# Required actions
1. Answer these from the blog comments about witchy powers:
(a) According to Janet, among which women is this kind of power not uncommon?
(b) After the landlord threatened eviction, what happened to the landlord's son?
(c) Through which bloghop did The Loving Parent find the post?
2. Please go on with the blog comments about witchy powers, adding new comments after PM Kester's.

# Reading passage
*****

One Funny Motha says
Um, were you trying to destroy things b/c he made you made or is it like you’re mad & you can’t really control what bad things are going to happen?
Janet says
I love this. I think i may be one in a long line of witchy women of power and insight. Apparently it is not uncommon in French Canadian women. I try to use my powers for good rather than evil, but my husband hides when he leaves the toilet seat up.
Daughter of Maat says
As a witch myself, I’ve had similar experiences! There is such a thing as a natural witch, one who inherits her powers, which have usually been passed down through the generations.
The last time something like this happened was when my landlord threatened to evict us. Shortly thereafter, her dog was stolen, and her son ended up back in rehab for opiate use. Then her mother died.
Just sayin… :D
mama lola says
haha! awesome! awesome! awesome!
Kath Galasso (@KatsTheory) says
I am so jealous.
Mod Mom Beyond IndieDom says
Dang girl! I want those powers when my husband’s zombie show is on. Or the 12th hour of History Channel…”Hitler’s Favorite Snacks”.
Jean Heff says
Your grandmother sounds like she was a great woman and this is a great story. Although, if I recall, perhaps breaking the phone might have been something your husband didn’t mind happening? :)
Lady goo goo gaga says
Ooh…I wish I had your powers!!!!
The Loving Parent says
Haha! I love that post! Can you share some your tricks please? I’ve got someone who could do with some bad luck. (Eeek… did I actually just say that?!) Pleased to have found you via the I Don’t Like Mondays bloghop. :) x
Jen says
So I ‘m reading and reading and loving the post. Then I got to the end about your husband and busted out laughing! That is so awesome. I let my son believe that when he does bad things and something bad happens right after, that is some mysterious power of balance. It’s a good thing. Some people need a shove to learn right from wrong, just saying.
PM Kester says
Hilarious! I’m sure his lesson is learned. If only I had that power:)

*****

# Data to examine
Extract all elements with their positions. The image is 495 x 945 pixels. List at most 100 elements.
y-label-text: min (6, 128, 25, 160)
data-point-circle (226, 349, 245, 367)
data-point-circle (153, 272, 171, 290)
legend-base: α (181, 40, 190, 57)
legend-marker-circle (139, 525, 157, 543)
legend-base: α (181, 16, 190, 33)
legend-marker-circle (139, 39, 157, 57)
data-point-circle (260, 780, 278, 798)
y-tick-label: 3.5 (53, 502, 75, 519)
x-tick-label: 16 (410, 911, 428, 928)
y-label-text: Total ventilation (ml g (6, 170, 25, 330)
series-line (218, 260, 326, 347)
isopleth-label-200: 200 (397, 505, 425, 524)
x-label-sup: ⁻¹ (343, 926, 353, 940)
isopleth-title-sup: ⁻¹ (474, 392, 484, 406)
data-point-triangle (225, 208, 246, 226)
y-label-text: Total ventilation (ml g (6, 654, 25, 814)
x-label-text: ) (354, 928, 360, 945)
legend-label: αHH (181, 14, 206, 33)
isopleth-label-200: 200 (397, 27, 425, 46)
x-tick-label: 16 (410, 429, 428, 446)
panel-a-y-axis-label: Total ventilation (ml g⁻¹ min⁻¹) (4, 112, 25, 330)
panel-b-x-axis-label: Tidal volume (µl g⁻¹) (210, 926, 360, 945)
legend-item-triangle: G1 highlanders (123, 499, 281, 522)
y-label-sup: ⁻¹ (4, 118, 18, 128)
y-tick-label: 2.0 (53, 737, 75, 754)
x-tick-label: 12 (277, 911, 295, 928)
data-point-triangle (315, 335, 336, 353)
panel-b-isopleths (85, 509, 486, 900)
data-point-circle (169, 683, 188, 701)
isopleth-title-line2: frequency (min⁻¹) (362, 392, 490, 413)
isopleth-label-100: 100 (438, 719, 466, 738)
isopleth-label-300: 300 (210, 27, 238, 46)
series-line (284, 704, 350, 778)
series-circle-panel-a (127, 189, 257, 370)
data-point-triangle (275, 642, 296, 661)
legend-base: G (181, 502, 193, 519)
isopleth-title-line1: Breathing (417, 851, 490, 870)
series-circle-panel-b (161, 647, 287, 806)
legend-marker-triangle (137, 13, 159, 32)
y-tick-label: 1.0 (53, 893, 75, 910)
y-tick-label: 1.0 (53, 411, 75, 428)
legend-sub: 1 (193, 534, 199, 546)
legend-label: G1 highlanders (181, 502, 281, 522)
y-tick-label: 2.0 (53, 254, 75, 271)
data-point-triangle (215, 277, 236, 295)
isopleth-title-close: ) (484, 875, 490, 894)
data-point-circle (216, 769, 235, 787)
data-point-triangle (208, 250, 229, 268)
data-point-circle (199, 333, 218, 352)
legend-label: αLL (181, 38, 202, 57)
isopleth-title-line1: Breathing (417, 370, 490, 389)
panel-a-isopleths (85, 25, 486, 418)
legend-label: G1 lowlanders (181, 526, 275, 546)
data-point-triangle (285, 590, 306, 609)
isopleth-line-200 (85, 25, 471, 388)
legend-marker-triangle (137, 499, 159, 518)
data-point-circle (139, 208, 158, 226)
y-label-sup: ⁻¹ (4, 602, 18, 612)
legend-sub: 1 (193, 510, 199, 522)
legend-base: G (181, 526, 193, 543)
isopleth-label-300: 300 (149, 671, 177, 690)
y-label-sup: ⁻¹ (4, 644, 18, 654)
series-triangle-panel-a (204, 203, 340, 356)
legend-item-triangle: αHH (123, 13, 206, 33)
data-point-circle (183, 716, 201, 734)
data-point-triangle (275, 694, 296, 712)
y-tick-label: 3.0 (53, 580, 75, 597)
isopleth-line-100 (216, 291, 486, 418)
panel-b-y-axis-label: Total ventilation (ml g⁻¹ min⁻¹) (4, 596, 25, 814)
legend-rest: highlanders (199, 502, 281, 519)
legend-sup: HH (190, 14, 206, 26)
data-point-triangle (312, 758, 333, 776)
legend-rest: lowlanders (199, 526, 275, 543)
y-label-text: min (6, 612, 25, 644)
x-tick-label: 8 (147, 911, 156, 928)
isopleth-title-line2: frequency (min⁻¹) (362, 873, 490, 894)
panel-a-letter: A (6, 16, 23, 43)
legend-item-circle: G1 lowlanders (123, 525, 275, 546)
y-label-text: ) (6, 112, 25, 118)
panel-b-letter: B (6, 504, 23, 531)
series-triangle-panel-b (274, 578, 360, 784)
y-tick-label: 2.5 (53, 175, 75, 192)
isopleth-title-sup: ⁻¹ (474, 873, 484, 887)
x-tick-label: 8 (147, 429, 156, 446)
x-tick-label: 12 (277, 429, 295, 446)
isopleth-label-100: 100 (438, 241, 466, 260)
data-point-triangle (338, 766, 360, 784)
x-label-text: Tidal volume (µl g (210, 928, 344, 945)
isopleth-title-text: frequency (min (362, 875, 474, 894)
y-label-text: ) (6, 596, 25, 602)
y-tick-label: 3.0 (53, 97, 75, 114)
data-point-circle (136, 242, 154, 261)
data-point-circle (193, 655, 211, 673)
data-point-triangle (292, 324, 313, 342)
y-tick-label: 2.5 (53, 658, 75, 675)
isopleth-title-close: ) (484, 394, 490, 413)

*****

# Outputs by task
1.
(a) French Canadian women.
(b) He ended up back in rehab for opiate use.
(c) The I Don't Like Mondays bloghop.

2.
Kerri says
Can you come to my house, PLEASE! Use your power for good and help another wife out. How is it that they not only commandeer the ‘good’ TV they then fall asleep with the remote in their hand?
SmackOfHam (John) says
Sounds like you’ve got everything under control in your house…fun story!
Carol Cassara says
Embrace your power, girl!!!
Parri (Her Royal Thighness) says
Love this post. Now that we’re friends, do you think you can cast a spell on me that will make me thin? Or one of those people who can’t eat a thing when they’re stressed out? Or better yet, one of those freaks that just forget to eat?
Beth Ann Chiles says
Remind me to stay on your good side!!! Funny stuff today, Vicki! Thanks for the giggles.
Mandi says
I had no idea we were related. I knew I liked you!!!
donofalltrades says
Yikes, look—-> Don is leaving a NICE comment!! Lol. My wife has some sort of nasty thing where when she say something, it happens. Like we were watching tv in a storm once and she said, “should we turn the tv off so it doesn’t get shorted out?” I never heard of such nonsense, but not a minute later, a bolt of lightning or something struck whatever and our tv was shot to hell on the spot. Little things like that. Anyway, you good witches are alright with me, as long as it’s not baseball season.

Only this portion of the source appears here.